Supplied data start

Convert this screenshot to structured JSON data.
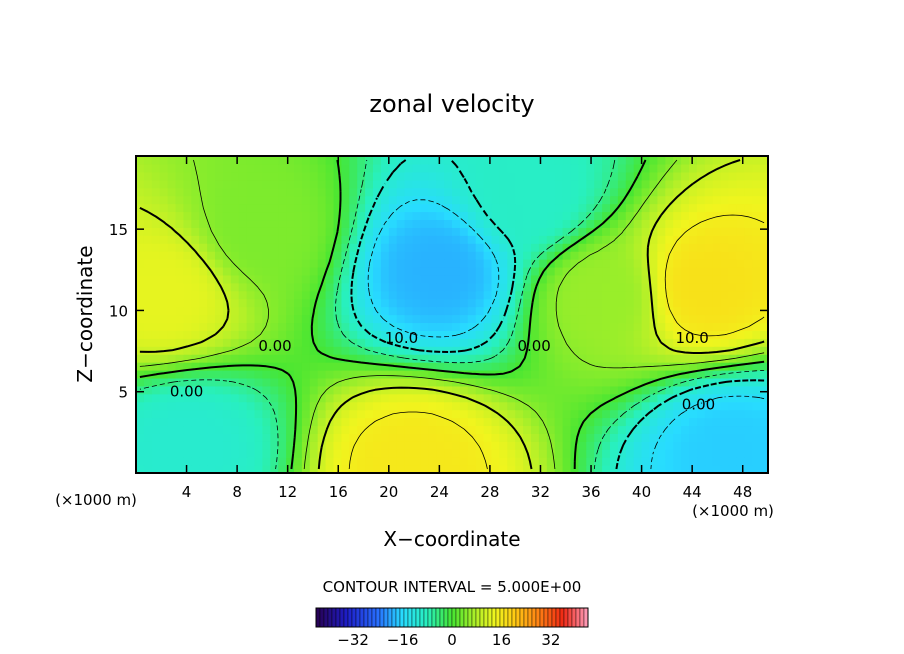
{
  "chart_data": {
    "type": "heatmap",
    "title": "zonal velocity",
    "xlabel": "X−coordinate",
    "ylabel": "Z−coordinate",
    "xlim": [
      0,
      50
    ],
    "ylim": [
      0,
      19.5
    ],
    "x_ticks": [
      4,
      8,
      12,
      16,
      20,
      24,
      28,
      32,
      36,
      40,
      44,
      48
    ],
    "x_tick_labels": [
      "4",
      "8",
      "12",
      "16",
      "20",
      "24",
      "28",
      "32",
      "36",
      "40",
      "44",
      "48"
    ],
    "y_ticks": [
      5,
      10,
      15
    ],
    "y_tick_labels": [
      "5",
      "10",
      "15"
    ],
    "x_unit_left": "(×1000 m)",
    "x_unit_right": "(×1000 m)",
    "contour_interval_text": "CONTOUR INTERVAL = 5.000E+00",
    "contour_labels": [
      {
        "text": "0.00",
        "x": 4,
        "y": 5
      },
      {
        "text": "0.00",
        "x": 11,
        "y": 7.8
      },
      {
        "text": "10.0",
        "x": 21,
        "y": 8.3
      },
      {
        "text": "0.00",
        "x": 31.5,
        "y": 7.8
      },
      {
        "text": "10.0",
        "x": 44,
        "y": 8.3
      },
      {
        "text": "0.00",
        "x": 44.5,
        "y": 4.2
      }
    ],
    "colorbar": {
      "range": [
        -44,
        44
      ],
      "tick_values": [
        -32,
        -16,
        0,
        16,
        32
      ],
      "tick_labels": [
        "−32",
        "−16",
        "0",
        "16",
        "32"
      ]
    },
    "field_centers": [
      {
        "x": 24,
        "y": 12.5,
        "value": -19
      },
      {
        "x": 31,
        "y": 17,
        "value": -9
      },
      {
        "x": 47,
        "y": 1.5,
        "value": -17
      },
      {
        "x": 4,
        "y": 1.8,
        "value": -10
      },
      {
        "x": 45,
        "y": 11.5,
        "value": 17
      },
      {
        "x": 2,
        "y": 11,
        "value": 13
      },
      {
        "x": 22,
        "y": 0.5,
        "value": 16
      },
      {
        "x": 37,
        "y": 11,
        "value": 6
      },
      {
        "x": 10,
        "y": 15,
        "value": 4
      }
    ]
  }
}
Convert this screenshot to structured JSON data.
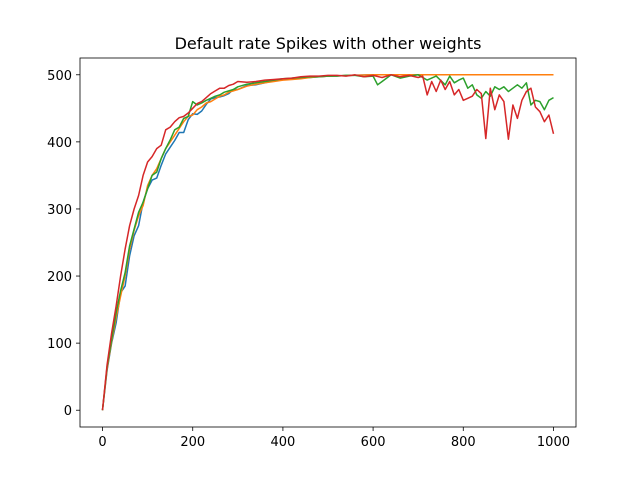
{
  "chart_data": {
    "type": "line",
    "title": "Default rate Spikes with other weights",
    "xlabel": "",
    "ylabel": "",
    "xlim": [
      -50,
      1050
    ],
    "ylim": [
      -25,
      525
    ],
    "xticks": [
      0,
      200,
      400,
      600,
      800,
      1000
    ],
    "yticks": [
      0,
      100,
      200,
      300,
      400,
      500
    ],
    "grid": false,
    "legend": "none",
    "series": [
      {
        "color": "#1f77b4",
        "x": [
          0,
          10,
          20,
          30,
          40,
          50,
          60,
          70,
          80,
          90,
          100,
          110,
          120,
          130,
          140,
          150,
          160,
          170,
          180,
          190,
          200,
          210,
          220,
          230,
          240,
          250,
          260,
          270,
          280,
          290,
          300,
          320,
          340,
          360,
          380,
          400,
          420,
          440,
          460,
          480,
          500,
          550,
          600,
          650,
          700,
          750,
          800,
          850,
          900,
          950,
          1000
        ],
        "y": [
          0,
          60,
          100,
          130,
          175,
          185,
          230,
          260,
          275,
          310,
          330,
          343,
          346,
          365,
          382,
          392,
          402,
          414,
          414,
          433,
          442,
          441,
          446,
          456,
          464,
          466,
          467,
          469,
          472,
          478,
          478,
          484,
          485,
          488,
          491,
          493,
          494,
          495,
          496,
          497,
          498,
          499,
          500,
          500,
          500,
          500,
          500,
          500,
          500,
          500,
          500
        ]
      },
      {
        "color": "#ff7f0e",
        "x": [
          0,
          10,
          20,
          30,
          40,
          50,
          60,
          70,
          80,
          90,
          100,
          110,
          120,
          130,
          140,
          150,
          160,
          170,
          180,
          190,
          200,
          210,
          220,
          230,
          240,
          250,
          260,
          270,
          280,
          290,
          300,
          320,
          340,
          360,
          380,
          400,
          420,
          440,
          460,
          480,
          500,
          550,
          600,
          650,
          700,
          750,
          800,
          850,
          900,
          950,
          1000
        ],
        "y": [
          0,
          62,
          102,
          138,
          170,
          200,
          240,
          268,
          290,
          305,
          335,
          350,
          360,
          375,
          390,
          400,
          410,
          420,
          430,
          438,
          440,
          448,
          452,
          458,
          460,
          464,
          468,
          470,
          474,
          476,
          478,
          483,
          486,
          488,
          490,
          492,
          493,
          494,
          496,
          497,
          498,
          499,
          500,
          500,
          500,
          500,
          500,
          500,
          500,
          500,
          500
        ]
      },
      {
        "color": "#2ca02c",
        "x": [
          0,
          10,
          20,
          30,
          40,
          50,
          60,
          70,
          80,
          90,
          100,
          110,
          120,
          130,
          140,
          150,
          160,
          170,
          180,
          190,
          200,
          210,
          220,
          230,
          240,
          250,
          260,
          270,
          280,
          290,
          300,
          320,
          340,
          360,
          380,
          400,
          420,
          440,
          460,
          480,
          500,
          520,
          540,
          560,
          580,
          600,
          610,
          620,
          640,
          660,
          680,
          700,
          720,
          740,
          760,
          770,
          780,
          790,
          800,
          810,
          820,
          830,
          840,
          850,
          860,
          870,
          880,
          890,
          900,
          910,
          920,
          930,
          940,
          950,
          960,
          970,
          980,
          990,
          1000
        ],
        "y": [
          0,
          65,
          105,
          145,
          178,
          205,
          245,
          270,
          295,
          310,
          330,
          350,
          355,
          375,
          390,
          403,
          418,
          422,
          435,
          438,
          460,
          455,
          458,
          462,
          465,
          468,
          470,
          474,
          476,
          478,
          482,
          486,
          488,
          490,
          492,
          494,
          495,
          496,
          497,
          497,
          498,
          498,
          499,
          499,
          497,
          498,
          485,
          490,
          500,
          495,
          498,
          500,
          492,
          498,
          485,
          498,
          488,
          492,
          495,
          480,
          485,
          470,
          465,
          475,
          468,
          482,
          478,
          482,
          475,
          480,
          485,
          480,
          488,
          455,
          462,
          460,
          448,
          462,
          466
        ]
      },
      {
        "color": "#d62728",
        "x": [
          0,
          10,
          20,
          30,
          40,
          50,
          60,
          70,
          80,
          90,
          100,
          110,
          120,
          130,
          140,
          150,
          160,
          170,
          180,
          190,
          200,
          210,
          220,
          230,
          240,
          250,
          260,
          270,
          280,
          290,
          300,
          320,
          340,
          360,
          380,
          400,
          420,
          440,
          460,
          480,
          500,
          520,
          540,
          560,
          580,
          600,
          620,
          640,
          660,
          680,
          700,
          710,
          720,
          730,
          740,
          750,
          760,
          770,
          780,
          790,
          800,
          810,
          820,
          830,
          840,
          850,
          860,
          870,
          880,
          890,
          900,
          910,
          920,
          930,
          940,
          950,
          960,
          970,
          980,
          990,
          1000
        ],
        "y": [
          0,
          68,
          115,
          155,
          200,
          240,
          275,
          300,
          320,
          350,
          370,
          378,
          390,
          395,
          418,
          422,
          430,
          436,
          438,
          443,
          450,
          457,
          460,
          466,
          472,
          476,
          480,
          480,
          484,
          486,
          490,
          489,
          490,
          492,
          493,
          494,
          495,
          497,
          498,
          498,
          499,
          499,
          498,
          500,
          497,
          499,
          496,
          500,
          497,
          499,
          496,
          498,
          470,
          490,
          475,
          492,
          478,
          490,
          470,
          478,
          462,
          465,
          468,
          478,
          472,
          405,
          480,
          448,
          470,
          460,
          404,
          455,
          435,
          462,
          475,
          480,
          452,
          445,
          430,
          440,
          412
        ]
      }
    ]
  }
}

Supplied data end

> **What is expected**: Copy every line above that holds the word "title".

> **Exercise result**:
    "title": "zonal velocity",
    "title": "Default rate Spikes with other weights",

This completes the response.